> Required task
Return a copy of each line that holds the string "一路斜阳听鹧鸪".
━━━ Task data
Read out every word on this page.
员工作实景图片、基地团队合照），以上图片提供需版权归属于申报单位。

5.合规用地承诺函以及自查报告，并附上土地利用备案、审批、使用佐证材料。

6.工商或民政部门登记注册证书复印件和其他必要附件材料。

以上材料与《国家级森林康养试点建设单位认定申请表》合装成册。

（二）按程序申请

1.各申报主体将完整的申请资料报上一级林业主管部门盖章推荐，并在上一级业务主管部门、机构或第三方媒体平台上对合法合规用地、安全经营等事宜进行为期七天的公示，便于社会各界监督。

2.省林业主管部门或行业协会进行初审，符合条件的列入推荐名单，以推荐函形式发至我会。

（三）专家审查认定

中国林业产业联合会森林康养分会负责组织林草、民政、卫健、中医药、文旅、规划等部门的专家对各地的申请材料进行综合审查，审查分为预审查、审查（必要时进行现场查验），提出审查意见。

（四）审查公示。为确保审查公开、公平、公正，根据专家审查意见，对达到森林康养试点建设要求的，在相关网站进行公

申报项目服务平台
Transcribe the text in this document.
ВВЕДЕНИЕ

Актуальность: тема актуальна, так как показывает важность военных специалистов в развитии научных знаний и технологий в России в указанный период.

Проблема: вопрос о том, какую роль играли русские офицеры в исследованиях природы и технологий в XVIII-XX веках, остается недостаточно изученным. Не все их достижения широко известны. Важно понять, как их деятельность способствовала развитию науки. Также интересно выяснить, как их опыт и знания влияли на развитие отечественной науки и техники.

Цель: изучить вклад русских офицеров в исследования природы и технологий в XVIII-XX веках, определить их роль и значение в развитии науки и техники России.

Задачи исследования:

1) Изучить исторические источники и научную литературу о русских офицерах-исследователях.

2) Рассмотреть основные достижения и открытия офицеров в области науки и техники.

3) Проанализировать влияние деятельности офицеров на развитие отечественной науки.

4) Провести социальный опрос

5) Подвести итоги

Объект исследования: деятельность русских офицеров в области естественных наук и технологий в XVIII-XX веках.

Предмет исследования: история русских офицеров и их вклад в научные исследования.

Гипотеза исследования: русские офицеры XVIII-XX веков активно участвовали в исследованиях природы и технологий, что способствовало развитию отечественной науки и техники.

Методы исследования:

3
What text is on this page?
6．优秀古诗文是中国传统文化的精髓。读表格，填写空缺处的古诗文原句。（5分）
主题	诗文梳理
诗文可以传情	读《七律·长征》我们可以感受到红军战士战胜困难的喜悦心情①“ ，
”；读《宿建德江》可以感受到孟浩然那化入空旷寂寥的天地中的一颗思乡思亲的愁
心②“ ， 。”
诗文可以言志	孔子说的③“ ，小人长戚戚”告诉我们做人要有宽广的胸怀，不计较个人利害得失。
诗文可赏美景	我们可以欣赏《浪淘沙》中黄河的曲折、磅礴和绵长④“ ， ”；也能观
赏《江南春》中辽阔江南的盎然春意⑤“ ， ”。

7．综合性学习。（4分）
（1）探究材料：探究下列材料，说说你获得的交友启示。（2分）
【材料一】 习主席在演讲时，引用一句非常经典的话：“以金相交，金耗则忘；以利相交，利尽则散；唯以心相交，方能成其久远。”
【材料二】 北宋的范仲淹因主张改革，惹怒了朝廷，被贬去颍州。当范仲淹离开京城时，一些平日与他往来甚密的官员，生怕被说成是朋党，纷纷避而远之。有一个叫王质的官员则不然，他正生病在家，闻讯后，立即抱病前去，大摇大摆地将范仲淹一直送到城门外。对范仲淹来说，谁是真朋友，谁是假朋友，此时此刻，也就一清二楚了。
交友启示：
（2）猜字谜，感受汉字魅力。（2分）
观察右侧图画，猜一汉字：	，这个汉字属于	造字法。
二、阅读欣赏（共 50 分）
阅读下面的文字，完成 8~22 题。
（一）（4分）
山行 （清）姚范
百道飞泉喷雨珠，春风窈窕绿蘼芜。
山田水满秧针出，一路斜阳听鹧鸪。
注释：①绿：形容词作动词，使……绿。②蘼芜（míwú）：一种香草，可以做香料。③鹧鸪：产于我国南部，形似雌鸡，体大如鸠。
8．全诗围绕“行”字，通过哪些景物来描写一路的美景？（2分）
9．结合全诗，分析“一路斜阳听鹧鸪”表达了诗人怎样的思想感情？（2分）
━━━━━━
> Solution for this problem
山田水满秧针出，一路斜阳听鹧鸪。
9．结合全诗，分析“一路斜阳听鹧鸪”表达了诗人怎样的思想感情？（2分）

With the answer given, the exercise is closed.